** begin Records provided **
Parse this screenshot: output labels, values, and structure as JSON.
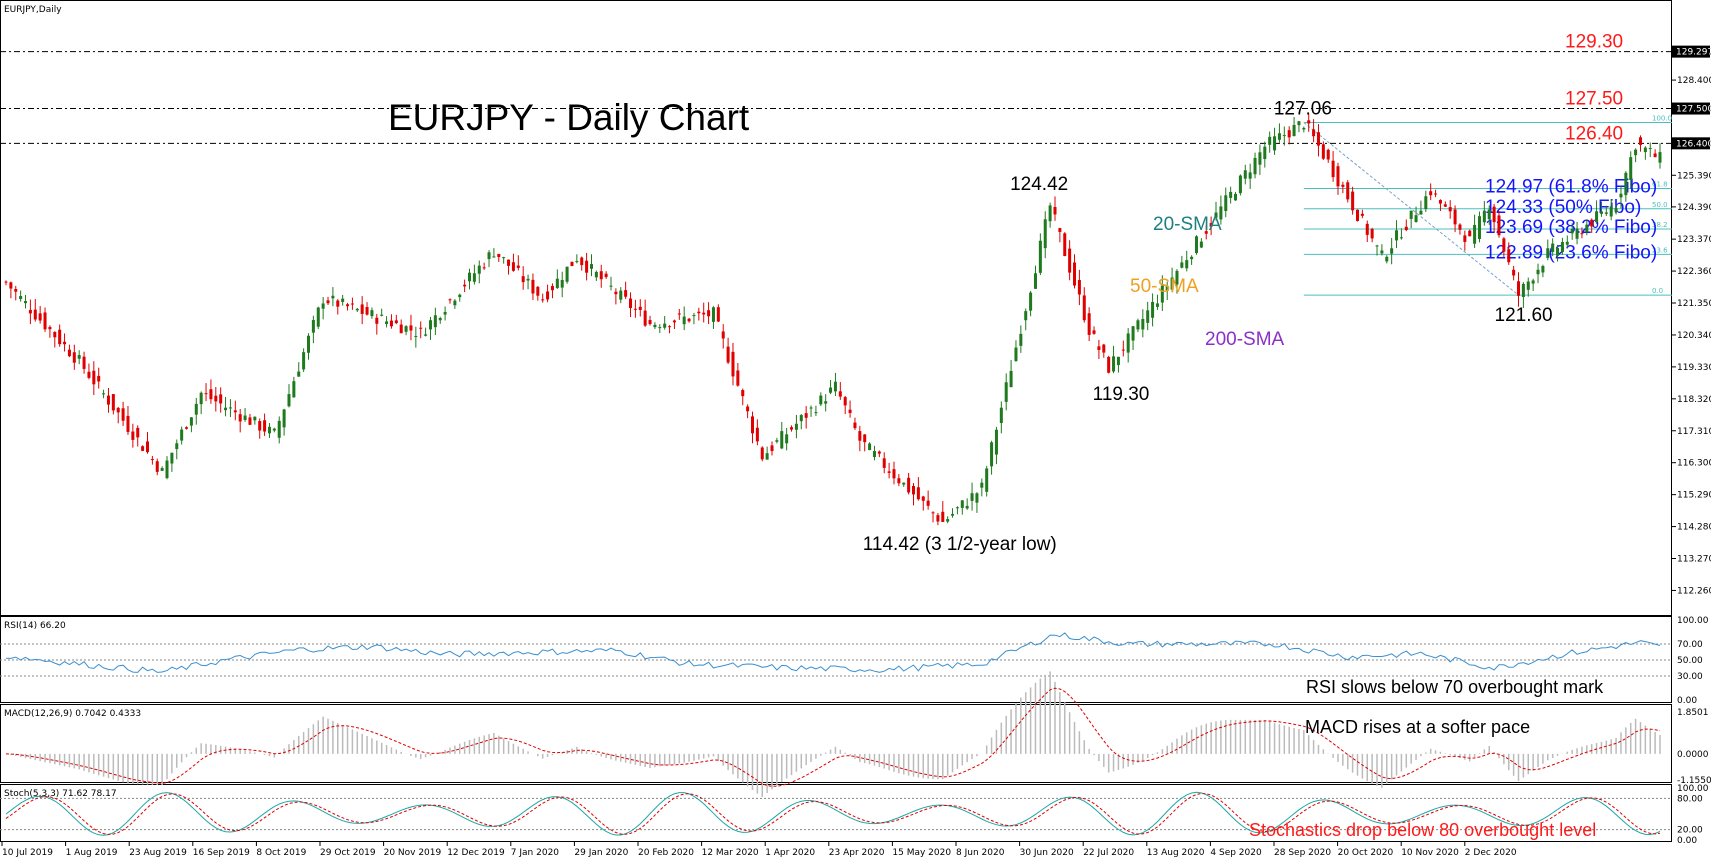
{
  "header": {
    "symbol_label": "EURJPY,Daily"
  },
  "chart_data": {
    "type": "candlestick",
    "title": "EURJPY - Daily Chart",
    "y_range": [
      111.8,
      130.3
    ],
    "x_labels": [
      "10 Jul 2019",
      "1 Aug 2019",
      "23 Aug 2019",
      "16 Sep 2019",
      "8 Oct 2019",
      "29 Oct 2019",
      "20 Nov 2019",
      "12 Dec 2019",
      "7 Jan 2020",
      "29 Jan 2020",
      "20 Feb 2020",
      "12 Mar 2020",
      "1 Apr 2020",
      "23 Apr 2020",
      "15 May 2020",
      "8 Jun 2020",
      "30 Jun 2020",
      "22 Jul 2020",
      "13 Aug 2020",
      "4 Sep 2020",
      "28 Sep 2020",
      "20 Oct 2020",
      "10 Nov 2020",
      "2 Dec 2020"
    ],
    "y_ticks": [
      "129.297",
      "128.400",
      "127.500",
      "126.400",
      "125.390",
      "124.390",
      "123.370",
      "122.360",
      "121.350",
      "120.340",
      "119.330",
      "118.320",
      "117.310",
      "116.300",
      "115.290",
      "114.280",
      "113.270",
      "112.260"
    ],
    "close_series": {
      "name": "EURJPY",
      "points": [
        [
          0,
          122.0
        ],
        [
          15,
          119.5
        ],
        [
          32,
          116.0
        ],
        [
          40,
          118.5
        ],
        [
          55,
          117.2
        ],
        [
          65,
          121.5
        ],
        [
          85,
          120.4
        ],
        [
          100,
          123.0
        ],
        [
          110,
          121.5
        ],
        [
          117,
          122.8
        ],
        [
          132,
          120.7
        ],
        [
          145,
          121.0
        ],
        [
          155,
          116.5
        ],
        [
          170,
          118.7
        ],
        [
          175,
          117.0
        ],
        [
          188,
          115.0
        ],
        [
          192,
          114.42
        ],
        [
          200,
          115.5
        ],
        [
          214,
          124.42
        ],
        [
          222,
          120.5
        ],
        [
          226,
          119.3
        ],
        [
          236,
          121.5
        ],
        [
          258,
          126.3
        ],
        [
          266,
          127.06
        ],
        [
          271,
          125.8
        ],
        [
          282,
          122.8
        ],
        [
          292,
          124.9
        ],
        [
          300,
          123.3
        ],
        [
          304,
          124.5
        ],
        [
          310,
          121.6
        ],
        [
          316,
          122.9
        ],
        [
          330,
          124.5
        ],
        [
          334,
          126.4
        ],
        [
          339,
          125.9
        ]
      ]
    },
    "key_levels": [
      {
        "label": "129.30",
        "value": 129.3,
        "tick": "129.297"
      },
      {
        "label": "127.50",
        "value": 127.5,
        "tick": "127.500"
      },
      {
        "label": "126.40",
        "value": 126.4,
        "tick": "126.400"
      }
    ],
    "annotations": [
      {
        "label": "127.06",
        "x": 266,
        "y": 127.06
      },
      {
        "label": "124.42",
        "x": 214,
        "y": 124.42
      },
      {
        "label": "119.30",
        "x": 226,
        "y": 119.3
      },
      {
        "label": "121.60",
        "x": 310,
        "y": 121.6
      },
      {
        "label": "114.42 (3 1/2-year low)",
        "x": 192,
        "y": 114.42
      }
    ],
    "fibonacci": {
      "high": 127.06,
      "low": 121.6,
      "levels": [
        {
          "ratio": "100.0",
          "value": 127.06,
          "label": ""
        },
        {
          "ratio": "61.8",
          "value": 124.97,
          "label": "124.97 (61.8% Fibo)"
        },
        {
          "ratio": "50.0",
          "value": 124.33,
          "label": "124.33 (50% Fibo)"
        },
        {
          "ratio": "38.2",
          "value": 123.69,
          "label": "123.69 (38.2% Fibo)"
        },
        {
          "ratio": "23.6",
          "value": 122.89,
          "label": "122.89 (23.6% Fibo)"
        },
        {
          "ratio": "0.0",
          "value": 121.6,
          "label": ""
        }
      ]
    },
    "moving_averages": [
      {
        "name": "20-SMA",
        "color": "#1e7f7f"
      },
      {
        "name": "50-SMA",
        "color": "#f0a020"
      },
      {
        "name": "200-SMA",
        "color": "#8b2fc9"
      }
    ]
  },
  "rsi": {
    "label": "RSI(14) 66.20",
    "ticks": [
      "100.00",
      "70.00",
      "50.00",
      "30.00",
      "0.00"
    ],
    "annotation": "RSI slows below 70 overbought mark",
    "values": [
      [
        0,
        55
      ],
      [
        15,
        45
      ],
      [
        32,
        35
      ],
      [
        45,
        50
      ],
      [
        60,
        63
      ],
      [
        75,
        67
      ],
      [
        90,
        57
      ],
      [
        110,
        60
      ],
      [
        125,
        62
      ],
      [
        140,
        45
      ],
      [
        160,
        40
      ],
      [
        180,
        38
      ],
      [
        200,
        45
      ],
      [
        215,
        82
      ],
      [
        230,
        70
      ],
      [
        260,
        70
      ],
      [
        275,
        54
      ],
      [
        290,
        58
      ],
      [
        305,
        40
      ],
      [
        320,
        58
      ],
      [
        335,
        72
      ],
      [
        339,
        66
      ]
    ]
  },
  "macd": {
    "label": "MACD(12,26,9) 0.7042 0.4333",
    "ticks": [
      "1.8501",
      "0.0000",
      "-1.1550"
    ],
    "annotation": "MACD rises at a softer pace"
  },
  "stoch": {
    "label": "Stoch(5,3,3) 71.62 78.17",
    "ticks": [
      "100.00",
      "80.00",
      "20.00",
      "0.00"
    ],
    "annotation": "Stochastics drop below 80 overbought level"
  },
  "colors": {
    "bull_candle": "#1f7a1f",
    "bear_candle": "#e00000",
    "key_level_text": "#ff1a1a",
    "fibo_text": "#1414ff",
    "rsi_line": "#3a8fd0",
    "macd_hist": "#bbbbbb",
    "macd_signal": "#e00000",
    "stoch_main": "#1ea7a7",
    "stoch_signal": "#e00000"
  }
}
** end Records provided **
== Task statement ==
Every record above must be given again exactly; drop the pictures.

== Answer in full ==
Parse this screenshot: output labels, values, and structure as JSON.
{
  "header": {
    "symbol_label": "EURJPY,Daily"
  },
  "chart_data": {
    "type": "candlestick",
    "title": "EURJPY - Daily Chart",
    "y_range": [
      111.8,
      130.3
    ],
    "x_labels": [
      "10 Jul 2019",
      "1 Aug 2019",
      "23 Aug 2019",
      "16 Sep 2019",
      "8 Oct 2019",
      "29 Oct 2019",
      "20 Nov 2019",
      "12 Dec 2019",
      "7 Jan 2020",
      "29 Jan 2020",
      "20 Feb 2020",
      "12 Mar 2020",
      "1 Apr 2020",
      "23 Apr 2020",
      "15 May 2020",
      "8 Jun 2020",
      "30 Jun 2020",
      "22 Jul 2020",
      "13 Aug 2020",
      "4 Sep 2020",
      "28 Sep 2020",
      "20 Oct 2020",
      "10 Nov 2020",
      "2 Dec 2020"
    ],
    "y_ticks": [
      "129.297",
      "128.400",
      "127.500",
      "126.400",
      "125.390",
      "124.390",
      "123.370",
      "122.360",
      "121.350",
      "120.340",
      "119.330",
      "118.320",
      "117.310",
      "116.300",
      "115.290",
      "114.280",
      "113.270",
      "112.260"
    ],
    "close_series": {
      "name": "EURJPY",
      "points": [
        [
          0,
          122.0
        ],
        [
          15,
          119.5
        ],
        [
          32,
          116.0
        ],
        [
          40,
          118.5
        ],
        [
          55,
          117.2
        ],
        [
          65,
          121.5
        ],
        [
          85,
          120.4
        ],
        [
          100,
          123.0
        ],
        [
          110,
          121.5
        ],
        [
          117,
          122.8
        ],
        [
          132,
          120.7
        ],
        [
          145,
          121.0
        ],
        [
          155,
          116.5
        ],
        [
          170,
          118.7
        ],
        [
          175,
          117.0
        ],
        [
          188,
          115.0
        ],
        [
          192,
          114.42
        ],
        [
          200,
          115.5
        ],
        [
          214,
          124.42
        ],
        [
          222,
          120.5
        ],
        [
          226,
          119.3
        ],
        [
          236,
          121.5
        ],
        [
          258,
          126.3
        ],
        [
          266,
          127.06
        ],
        [
          271,
          125.8
        ],
        [
          282,
          122.8
        ],
        [
          292,
          124.9
        ],
        [
          300,
          123.3
        ],
        [
          304,
          124.5
        ],
        [
          310,
          121.6
        ],
        [
          316,
          122.9
        ],
        [
          330,
          124.5
        ],
        [
          334,
          126.4
        ],
        [
          339,
          125.9
        ]
      ]
    },
    "key_levels": [
      {
        "label": "129.30",
        "value": 129.3,
        "tick": "129.297"
      },
      {
        "label": "127.50",
        "value": 127.5,
        "tick": "127.500"
      },
      {
        "label": "126.40",
        "value": 126.4,
        "tick": "126.400"
      }
    ],
    "annotations": [
      {
        "label": "127.06",
        "x": 266,
        "y": 127.06
      },
      {
        "label": "124.42",
        "x": 214,
        "y": 124.42
      },
      {
        "label": "119.30",
        "x": 226,
        "y": 119.3
      },
      {
        "label": "121.60",
        "x": 310,
        "y": 121.6
      },
      {
        "label": "114.42 (3 1/2-year low)",
        "x": 192,
        "y": 114.42
      }
    ],
    "fibonacci": {
      "high": 127.06,
      "low": 121.6,
      "levels": [
        {
          "ratio": "100.0",
          "value": 127.06,
          "label": ""
        },
        {
          "ratio": "61.8",
          "value": 124.97,
          "label": "124.97 (61.8% Fibo)"
        },
        {
          "ratio": "50.0",
          "value": 124.33,
          "label": "124.33 (50% Fibo)"
        },
        {
          "ratio": "38.2",
          "value": 123.69,
          "label": "123.69 (38.2% Fibo)"
        },
        {
          "ratio": "23.6",
          "value": 122.89,
          "label": "122.89 (23.6% Fibo)"
        },
        {
          "ratio": "0.0",
          "value": 121.6,
          "label": ""
        }
      ]
    },
    "moving_averages": [
      {
        "name": "20-SMA",
        "color": "#1e7f7f"
      },
      {
        "name": "50-SMA",
        "color": "#f0a020"
      },
      {
        "name": "200-SMA",
        "color": "#8b2fc9"
      }
    ]
  },
  "rsi": {
    "label": "RSI(14) 66.20",
    "ticks": [
      "100.00",
      "70.00",
      "50.00",
      "30.00",
      "0.00"
    ],
    "annotation": "RSI slows below 70 overbought mark",
    "values": [
      [
        0,
        55
      ],
      [
        15,
        45
      ],
      [
        32,
        35
      ],
      [
        45,
        50
      ],
      [
        60,
        63
      ],
      [
        75,
        67
      ],
      [
        90,
        57
      ],
      [
        110,
        60
      ],
      [
        125,
        62
      ],
      [
        140,
        45
      ],
      [
        160,
        40
      ],
      [
        180,
        38
      ],
      [
        200,
        45
      ],
      [
        215,
        82
      ],
      [
        230,
        70
      ],
      [
        260,
        70
      ],
      [
        275,
        54
      ],
      [
        290,
        58
      ],
      [
        305,
        40
      ],
      [
        320,
        58
      ],
      [
        335,
        72
      ],
      [
        339,
        66
      ]
    ]
  },
  "macd": {
    "label": "MACD(12,26,9) 0.7042 0.4333",
    "ticks": [
      "1.8501",
      "0.0000",
      "-1.1550"
    ],
    "annotation": "MACD rises at a softer pace"
  },
  "stoch": {
    "label": "Stoch(5,3,3) 71.62 78.17",
    "ticks": [
      "100.00",
      "80.00",
      "20.00",
      "0.00"
    ],
    "annotation": "Stochastics drop below 80 overbought level"
  },
  "colors": {
    "bull_candle": "#1f7a1f",
    "bear_candle": "#e00000",
    "key_level_text": "#ff1a1a",
    "fibo_text": "#1414ff",
    "rsi_line": "#3a8fd0",
    "macd_hist": "#bbbbbb",
    "macd_signal": "#e00000",
    "stoch_main": "#1ea7a7",
    "stoch_signal": "#e00000"
  }
}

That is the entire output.